Jobs ->
(a) In the USB formatting thread, which partition table does raptor_pa say to pick when recreating the partition?
(b) Please carry on the USB formatting thread from its last line.

Source text ->

# Cannot Format USB Drive



## jdf335

Basically, I tried to reformat my verbatim 2GB USB drive from NTFS to NTFS by right-clicking it from my computer and using the format option on Windows Vista. For some reason, a popup message showed up after a while that stated that windows was unable to complete the formatting. 

So, I went to Disk Management and tried to format it again. This time i noticed my usb changed from NTFS to RAW. I chose the formatting option in Disk Management and the formatting still failed, the same popup message showed up stating that windows was unable to complete the formatting.

Is there anyway I can format my usb?


----------



## jdf335

bump please, can anyone help? Is there anyway i can convert from RAW to FAT32 or NTFS?


----------



## dai

see if this helps

http://www.ntfs.com/quest22.htm


----------



## jdf335

dai said:


> see if this helps
> 
> http://www.ntfs.com/quest22.htm


Tried this method and quick formatting and formatting without quick formatting failed. "Windows was unable to complete the format"


----------



## dai

i will pm someone to come into the thread


----------



## raptor_pa

From NTFS to NTFS? Not sure why you are trying to format it, it could be something in the drive's wear leveling preventing it from formatting. You could try fat32 then use the convert command to change it to NTFS. If that fails, then delete the partition and recreate it and format. ( Pick MBR partition table NOT GUID partitioning)


----------



## jdf335

raptor_pa said:


> From NTFS to NTFS? Not sure why you are trying to format it, it could be something in the drive's wear leveling preventing it from formatting. You could try fat32 then use the convert command to change it to NTFS. If that fails, then delete the partition and recreate it and format. ( Pick MBR partition table NOT GUID partitioning)


The reason i chose to format from NTFS to NTFS is because my usb became i couldn't save files in my usb after converting FAT32 into NTFS in windows unless if i make a folder and someone told me if I reformat it using Vista, the problem would be gone.

The problem is I can't convert to any format because my usb's format changed to RAW. Command states that "491456 bad sectors were encountered during the format. These sectors cannot be guaranteed to have been cleaned. Invalid media or Track 0 bad - disk unsuable." after i try to format drive to any format.


----------



## jdf335

bump please


----------



## dai

is there a write protection switch on the side of the drive

is the drive under warranty


----------



## TerraFirma

Hey this may be of some assistance.

(Element and box listings)
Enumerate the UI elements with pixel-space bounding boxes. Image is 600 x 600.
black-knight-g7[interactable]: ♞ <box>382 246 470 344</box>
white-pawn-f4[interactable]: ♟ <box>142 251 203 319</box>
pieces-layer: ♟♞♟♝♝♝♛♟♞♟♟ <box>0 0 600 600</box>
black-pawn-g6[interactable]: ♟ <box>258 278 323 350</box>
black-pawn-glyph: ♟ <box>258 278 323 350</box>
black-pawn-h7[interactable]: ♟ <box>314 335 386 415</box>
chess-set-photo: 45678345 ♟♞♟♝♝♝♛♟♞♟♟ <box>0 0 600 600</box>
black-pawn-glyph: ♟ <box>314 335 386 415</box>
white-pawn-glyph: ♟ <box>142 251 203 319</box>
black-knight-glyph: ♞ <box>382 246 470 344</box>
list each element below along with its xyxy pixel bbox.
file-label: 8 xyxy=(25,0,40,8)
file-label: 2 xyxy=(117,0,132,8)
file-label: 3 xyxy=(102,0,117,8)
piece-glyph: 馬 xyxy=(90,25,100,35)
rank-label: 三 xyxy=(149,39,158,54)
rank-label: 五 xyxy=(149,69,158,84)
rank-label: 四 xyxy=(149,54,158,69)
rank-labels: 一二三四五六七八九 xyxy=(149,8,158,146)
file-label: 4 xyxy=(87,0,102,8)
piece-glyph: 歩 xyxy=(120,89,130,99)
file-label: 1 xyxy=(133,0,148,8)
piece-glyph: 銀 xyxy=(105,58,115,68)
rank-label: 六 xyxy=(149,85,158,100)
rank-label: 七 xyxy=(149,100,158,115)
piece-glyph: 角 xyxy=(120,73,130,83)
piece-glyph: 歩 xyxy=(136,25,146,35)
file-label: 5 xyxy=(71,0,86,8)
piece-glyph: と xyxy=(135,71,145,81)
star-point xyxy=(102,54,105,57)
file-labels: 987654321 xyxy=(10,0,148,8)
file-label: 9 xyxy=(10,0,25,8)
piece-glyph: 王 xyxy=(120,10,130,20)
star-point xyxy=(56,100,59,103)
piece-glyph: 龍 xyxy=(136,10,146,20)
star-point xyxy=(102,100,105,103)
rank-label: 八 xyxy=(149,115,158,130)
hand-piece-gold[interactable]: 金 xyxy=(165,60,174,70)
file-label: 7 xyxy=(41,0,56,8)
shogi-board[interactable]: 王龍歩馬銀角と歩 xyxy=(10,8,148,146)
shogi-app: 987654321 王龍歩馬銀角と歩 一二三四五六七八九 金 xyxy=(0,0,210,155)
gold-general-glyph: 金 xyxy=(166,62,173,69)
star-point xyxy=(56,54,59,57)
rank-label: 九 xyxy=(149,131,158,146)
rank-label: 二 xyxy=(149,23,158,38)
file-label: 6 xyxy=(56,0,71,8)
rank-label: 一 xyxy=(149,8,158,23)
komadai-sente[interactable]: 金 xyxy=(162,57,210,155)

Answers for the exercise ->
(a) MBR, not GUID partitioning.

(b)
Recovering broken, unformattable, and ghost usb flash drives.

Do note though this should be used only if the drive is broken beyond conventional repairs, if you can format it back to fat or fat32 don't follow this blog post.

This method is used for firmware level issues and in some cases format erros, which can be caused by formats or some read write errors.

-TF


----------



## jdf335

dai said:


> is there a write protection switch on the side of the drive
> 
> is the drive under warranty


there is no write protection switch, 
not sure if verbatim's lifetime warranty covers this but i'll contact them by phone today,read their warranty and I'm not sure if formatting counts as abnormal use or misuse.



TerraFirma said:


> Hey this may be of some assistance.
> 
> Recovering broken, unformattable, and ghost usb flash drives.
> 
> Do note though this should be used only if the drive is broken beyond conventional repairs, if you can format it back to fat or fat32 don't follow this blog post.
> 
> This method is used for firmware level issues and in some cases format erros, which can be caused by formats or some read write errors.
> 
> -TF


Thanks, i was looking for something like this, i'll try it if the warranty does not cover my usb.


----------



## jdf335

I contacted verbatim. They told me to mail it to them for a replacement. I calculated that there's no point in mailing it to them because the with the money from the shipping fee plus the packaging fee i could buy a better usb.

And unfortunately none of the programs from TerraFirma's method detected my usb.

I did some searching and realized this was a vista bug. Check http://support.microsoft.com/kb/929662.

Unfortunately, the method microsoft provided did not work, i guess there's no way i can fix this usb.


----------



## dai

try it on a friends computer and see if you can gain access


----------



## jdf335

dai said:


> try it on a friends computer and see if you can gain access


i tried it on my other computer (windows xp) and my school's computer (also windows xp) and both of them couldn't gain access, nor format my usb.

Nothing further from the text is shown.